⟨

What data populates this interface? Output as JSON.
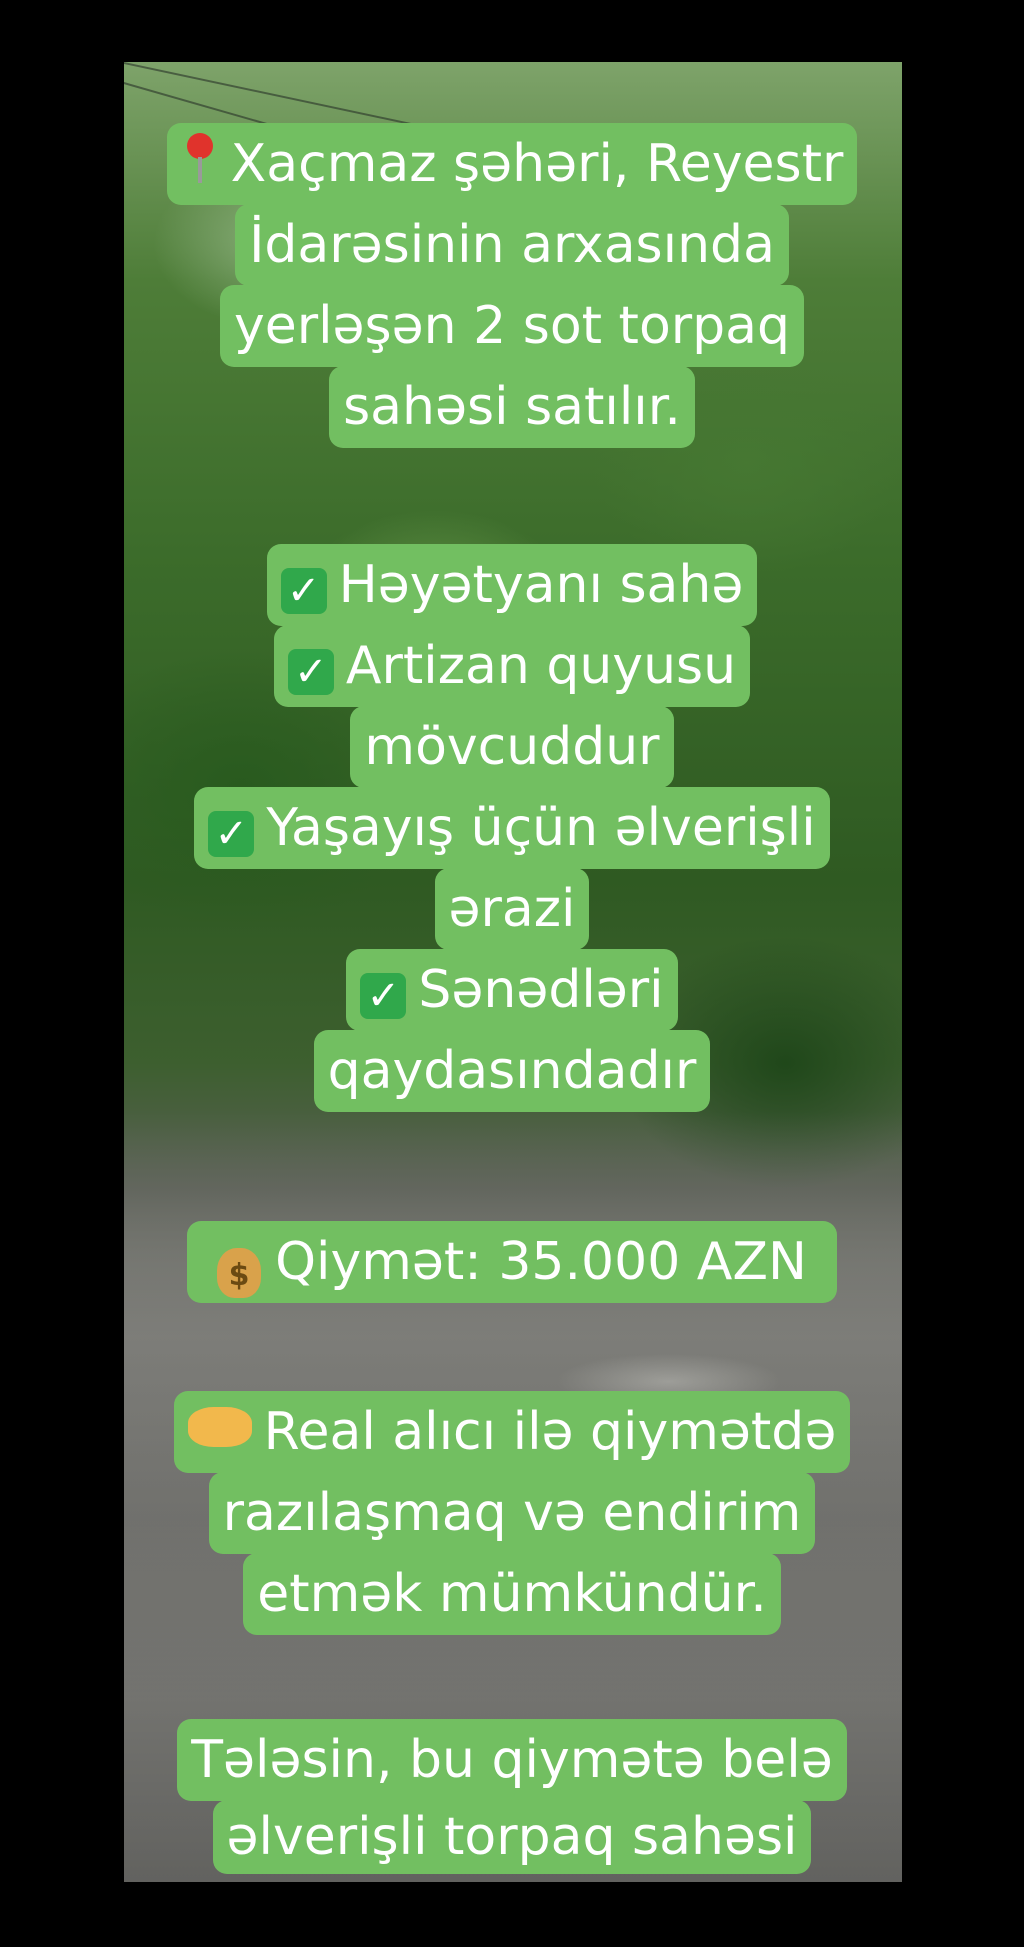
{
  "post": {
    "block1": {
      "icon": "round-pushpin-icon",
      "lines": [
        "Xaçmaz şəhəri, Reyestr",
        "İdarəsinin arxasında",
        "yerləşən 2 sot torpaq",
        "sahəsi satılır."
      ]
    },
    "block2": {
      "icon": "check-mark-button-icon",
      "lines": [
        "Həyətyanı sahə",
        "Artizan quyusu",
        "mövcuddur",
        "Yaşayış üçün əlverişli",
        "ərazi",
        "Sənədləri",
        "qaydasındadır"
      ]
    },
    "block3": {
      "icon": "money-bag-icon",
      "lines": [
        "Qiymət: 35.000 AZN"
      ]
    },
    "block4": {
      "icon": "handshake-icon",
      "lines": [
        "Real alıcı ilə qiymətdə",
        "razılaşmaq və endirim",
        "etmək mümkündür."
      ]
    },
    "block5": {
      "lines": [
        "Tələsin, bu qiymətə belə",
        "əlverişli torpaq sahəsi"
      ]
    },
    "colors": {
      "label_background": "#72bf61",
      "text": "#ffffff",
      "check_box": "#30a84b",
      "frame_background": "#000000"
    }
  }
}
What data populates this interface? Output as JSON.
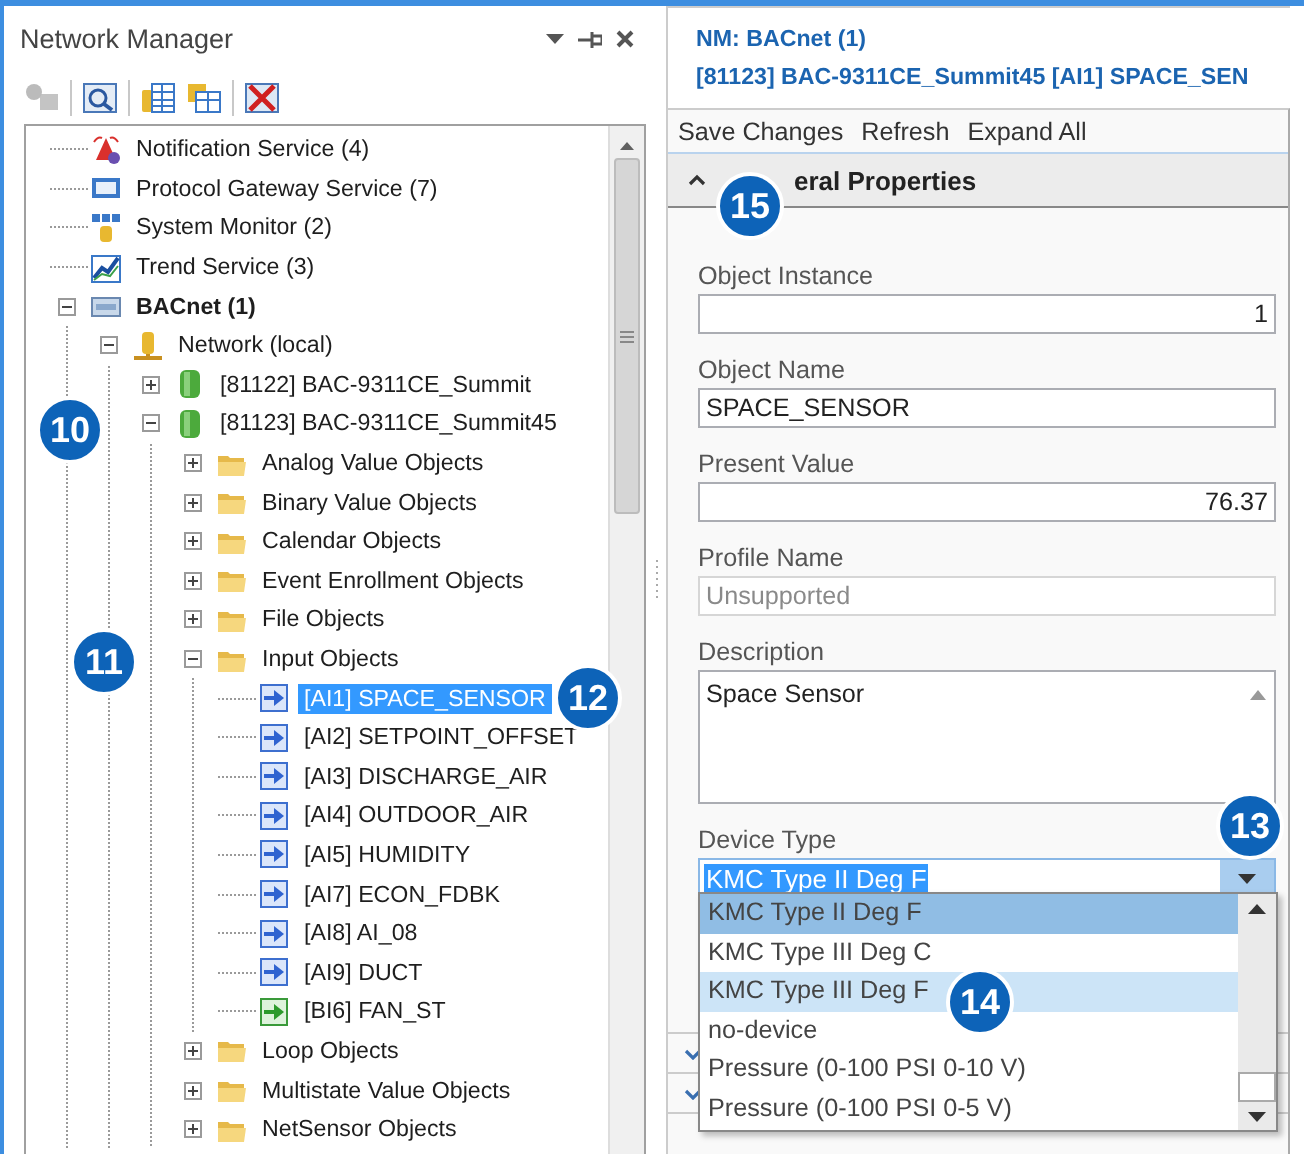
{
  "panel": {
    "title": "Network Manager"
  },
  "tree": [
    {
      "kind": "alarm",
      "label": "Notification Service (4)",
      "selected": false
    },
    {
      "kind": "gateway",
      "label": "Protocol Gateway Service (7)",
      "selected": false
    },
    {
      "kind": "monitor",
      "label": "System Monitor (2)",
      "selected": false
    },
    {
      "kind": "trend",
      "label": "Trend Service (3)",
      "selected": false
    },
    {
      "kind": "bacnet",
      "label": "BACnet (1)",
      "selected": false,
      "expanded": true,
      "children": [
        {
          "kind": "network",
          "label": "Network (local)",
          "selected": false,
          "expanded": true,
          "children": [
            {
              "kind": "device",
              "label": "[81122] BAC-9311CE_Summit",
              "selected": false,
              "expanded": false
            },
            {
              "kind": "device",
              "label": "[81123] BAC-9311CE_Summit45",
              "selected": false,
              "expanded": true,
              "children": [
                {
                  "kind": "folder",
                  "label": "Analog Value Objects",
                  "selected": false,
                  "expanded": false
                },
                {
                  "kind": "folder",
                  "label": "Binary Value Objects",
                  "selected": false,
                  "expanded": false
                },
                {
                  "kind": "folder",
                  "label": "Calendar Objects",
                  "selected": false,
                  "expanded": false
                },
                {
                  "kind": "folder",
                  "label": "Event Enrollment Objects",
                  "selected": false,
                  "expanded": false
                },
                {
                  "kind": "folder",
                  "label": "File Objects",
                  "selected": false,
                  "expanded": false
                },
                {
                  "kind": "folder",
                  "label": "Input Objects",
                  "selected": false,
                  "expanded": true,
                  "children": [
                    {
                      "kind": "analog-input",
                      "label": "[AI1] SPACE_SENSOR",
                      "selected": true
                    },
                    {
                      "kind": "analog-input",
                      "label": "[AI2] SETPOINT_OFFSET",
                      "selected": false
                    },
                    {
                      "kind": "analog-input",
                      "label": "[AI3] DISCHARGE_AIR",
                      "selected": false
                    },
                    {
                      "kind": "analog-input",
                      "label": "[AI4] OUTDOOR_AIR",
                      "selected": false
                    },
                    {
                      "kind": "analog-input",
                      "label": "[AI5] HUMIDITY",
                      "selected": false
                    },
                    {
                      "kind": "analog-input",
                      "label": "[AI7] ECON_FDBK",
                      "selected": false
                    },
                    {
                      "kind": "analog-input",
                      "label": "[AI8] AI_08",
                      "selected": false
                    },
                    {
                      "kind": "analog-input",
                      "label": "[AI9] DUCT",
                      "selected": false
                    },
                    {
                      "kind": "binary-input",
                      "label": "[BI6] FAN_ST",
                      "selected": false
                    }
                  ]
                },
                {
                  "kind": "folder",
                  "label": "Loop Objects",
                  "selected": false,
                  "expanded": false
                },
                {
                  "kind": "folder",
                  "label": "Multistate Value Objects",
                  "selected": false,
                  "expanded": false
                },
                {
                  "kind": "folder",
                  "label": "NetSensor Objects",
                  "selected": false,
                  "expanded": false
                }
              ]
            }
          ]
        }
      ]
    }
  ],
  "detail": {
    "header_line_1": "NM: BACnet (1)",
    "header_line_2": "[81123] BAC-9311CE_Summit45 [AI1] SPACE_SEN",
    "toolbar": [
      "Save Changes",
      "Refresh",
      "Expand All"
    ],
    "section": {
      "title": "eral Properties",
      "expanded": true
    },
    "fields": [
      {
        "kind": "number",
        "label": "Object Instance",
        "value": "1",
        "disabled": false
      },
      {
        "kind": "text",
        "label": "Object Name",
        "value": "SPACE_SENSOR",
        "disabled": false
      },
      {
        "kind": "number",
        "label": "Present Value",
        "value": "76.37",
        "disabled": false
      },
      {
        "kind": "text",
        "label": "Profile Name",
        "value": "Unsupported",
        "disabled": true
      },
      {
        "kind": "textarea",
        "label": "Description",
        "value": "Space Sensor",
        "disabled": false
      },
      {
        "kind": "combo",
        "label": "Device Type",
        "value": "KMC Type II Deg F",
        "disabled": false,
        "open": true,
        "options": [
          {
            "label": "KMC Type II Deg F",
            "selected": true,
            "hover": false
          },
          {
            "label": "KMC Type III Deg C",
            "selected": false,
            "hover": false
          },
          {
            "label": "KMC Type III Deg F",
            "selected": false,
            "hover": true
          },
          {
            "label": "no-device",
            "selected": false,
            "hover": false
          },
          {
            "label": "Pressure (0-100 PSI 0-10 V)",
            "selected": false,
            "hover": false
          },
          {
            "label": "Pressure (0-100 PSI 0-5 V)",
            "selected": false,
            "hover": false
          }
        ]
      }
    ],
    "collapsed_sections": [
      {
        "expanded": false
      },
      {
        "expanded": false
      }
    ]
  },
  "callouts": [
    "10",
    "11",
    "12",
    "13",
    "14",
    "15"
  ]
}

⟩

■ Aim: Reproduce all of the material exactly, apart from the pictures.

■ Correct result:
What data populates this interface? Output as JSON.
{
  "post": {
    "block1": {
      "icon": "round-pushpin-icon",
      "lines": [
        "Xaçmaz şəhəri, Reyestr",
        "İdarəsinin arxasında",
        "yerləşən 2 sot torpaq",
        "sahəsi satılır."
      ]
    },
    "block2": {
      "icon": "check-mark-button-icon",
      "lines": [
        "Həyətyanı sahə",
        "Artizan quyusu",
        "mövcuddur",
        "Yaşayış üçün əlverişli",
        "ərazi",
        "Sənədləri",
        "qaydasındadır"
      ]
    },
    "block3": {
      "icon": "money-bag-icon",
      "lines": [
        "Qiymət: 35.000 AZN"
      ]
    },
    "block4": {
      "icon": "handshake-icon",
      "lines": [
        "Real alıcı ilə qiymətdə",
        "razılaşmaq və endirim",
        "etmək mümkündür."
      ]
    },
    "block5": {
      "lines": [
        "Tələsin, bu qiymətə belə",
        "əlverişli torpaq sahəsi"
      ]
    },
    "colors": {
      "label_background": "#72bf61",
      "text": "#ffffff",
      "check_box": "#30a84b",
      "frame_background": "#000000"
    }
  }
}
What data populates this interface? Output as JSON.
{
  "panel": {
    "title": "Network Manager"
  },
  "tree": [
    {
      "kind": "alarm",
      "label": "Notification Service (4)",
      "selected": false
    },
    {
      "kind": "gateway",
      "label": "Protocol Gateway Service (7)",
      "selected": false
    },
    {
      "kind": "monitor",
      "label": "System Monitor (2)",
      "selected": false
    },
    {
      "kind": "trend",
      "label": "Trend Service (3)",
      "selected": false
    },
    {
      "kind": "bacnet",
      "label": "BACnet (1)",
      "selected": false,
      "expanded": true,
      "children": [
        {
          "kind": "network",
          "label": "Network (local)",
          "selected": false,
          "expanded": true,
          "children": [
            {
              "kind": "device",
              "label": "[81122] BAC-9311CE_Summit",
              "selected": false,
              "expanded": false
            },
            {
              "kind": "device",
              "label": "[81123] BAC-9311CE_Summit45",
              "selected": false,
              "expanded": true,
              "children": [
                {
                  "kind": "folder",
                  "label": "Analog Value Objects",
                  "selected": false,
                  "expanded": false
                },
                {
                  "kind": "folder",
                  "label": "Binary Value Objects",
                  "selected": false,
                  "expanded": false
                },
                {
                  "kind": "folder",
                  "label": "Calendar Objects",
                  "selected": false,
                  "expanded": false
                },
                {
                  "kind": "folder",
                  "label": "Event Enrollment Objects",
                  "selected": false,
                  "expanded": false
                },
                {
                  "kind": "folder",
                  "label": "File Objects",
                  "selected": false,
                  "expanded": false
                },
                {
                  "kind": "folder",
                  "label": "Input Objects",
                  "selected": false,
                  "expanded": true,
                  "children": [
                    {
                      "kind": "analog-input",
                      "label": "[AI1] SPACE_SENSOR",
                      "selected": true
                    },
                    {
                      "kind": "analog-input",
                      "label": "[AI2] SETPOINT_OFFSET",
                      "selected": false
                    },
                    {
                      "kind": "analog-input",
                      "label": "[AI3] DISCHARGE_AIR",
                      "selected": false
                    },
                    {
                      "kind": "analog-input",
                      "label": "[AI4] OUTDOOR_AIR",
                      "selected": false
                    },
                    {
                      "kind": "analog-input",
                      "label": "[AI5] HUMIDITY",
                      "selected": false
                    },
                    {
                      "kind": "analog-input",
                      "label": "[AI7] ECON_FDBK",
                      "selected": false
                    },
                    {
                      "kind": "analog-input",
                      "label": "[AI8] AI_08",
                      "selected": false
                    },
                    {
                      "kind": "analog-input",
                      "label": "[AI9] DUCT",
                      "selected": false
                    },
                    {
                      "kind": "binary-input",
                      "label": "[BI6] FAN_ST",
                      "selected": false
                    }
                  ]
                },
                {
                  "kind": "folder",
                  "label": "Loop Objects",
                  "selected": false,
                  "expanded": false
                },
                {
                  "kind": "folder",
                  "label": "Multistate Value Objects",
                  "selected": false,
                  "expanded": false
                },
                {
                  "kind": "folder",
                  "label": "NetSensor Objects",
                  "selected": false,
                  "expanded": false
                }
              ]
            }
          ]
        }
      ]
    }
  ],
  "detail": {
    "header_line_1": "NM: BACnet (1)",
    "header_line_2": "[81123] BAC-9311CE_Summit45 [AI1] SPACE_SEN",
    "toolbar": [
      "Save Changes",
      "Refresh",
      "Expand All"
    ],
    "section": {
      "title": "eral Properties",
      "expanded": true
    },
    "fields": [
      {
        "kind": "number",
        "label": "Object Instance",
        "value": "1",
        "disabled": false
      },
      {
        "kind": "text",
        "label": "Object Name",
        "value": "SPACE_SENSOR",
        "disabled": false
      },
      {
        "kind": "number",
        "label": "Present Value",
        "value": "76.37",
        "disabled": false
      },
      {
        "kind": "text",
        "label": "Profile Name",
        "value": "Unsupported",
        "disabled": true
      },
      {
        "kind": "textarea",
        "label": "Description",
        "value": "Space Sensor",
        "disabled": false
      },
      {
        "kind": "combo",
        "label": "Device Type",
        "value": "KMC Type II Deg F",
        "disabled": false,
        "open": true,
        "options": [
          {
            "label": "KMC Type II Deg F",
            "selected": true,
            "hover": false
          },
          {
            "label": "KMC Type III Deg C",
            "selected": false,
            "hover": false
          },
          {
            "label": "KMC Type III Deg F",
            "selected": false,
            "hover": true
          },
          {
            "label": "no-device",
            "selected": false,
            "hover": false
          },
          {
            "label": "Pressure (0-100 PSI 0-10 V)",
            "selected": false,
            "hover": false
          },
          {
            "label": "Pressure (0-100 PSI 0-5 V)",
            "selected": false,
            "hover": false
          }
        ]
      }
    ],
    "collapsed_sections": [
      {
        "expanded": false
      },
      {
        "expanded": false
      }
    ]
  },
  "callouts": [
    "10",
    "11",
    "12",
    "13",
    "14",
    "15"
  ]
}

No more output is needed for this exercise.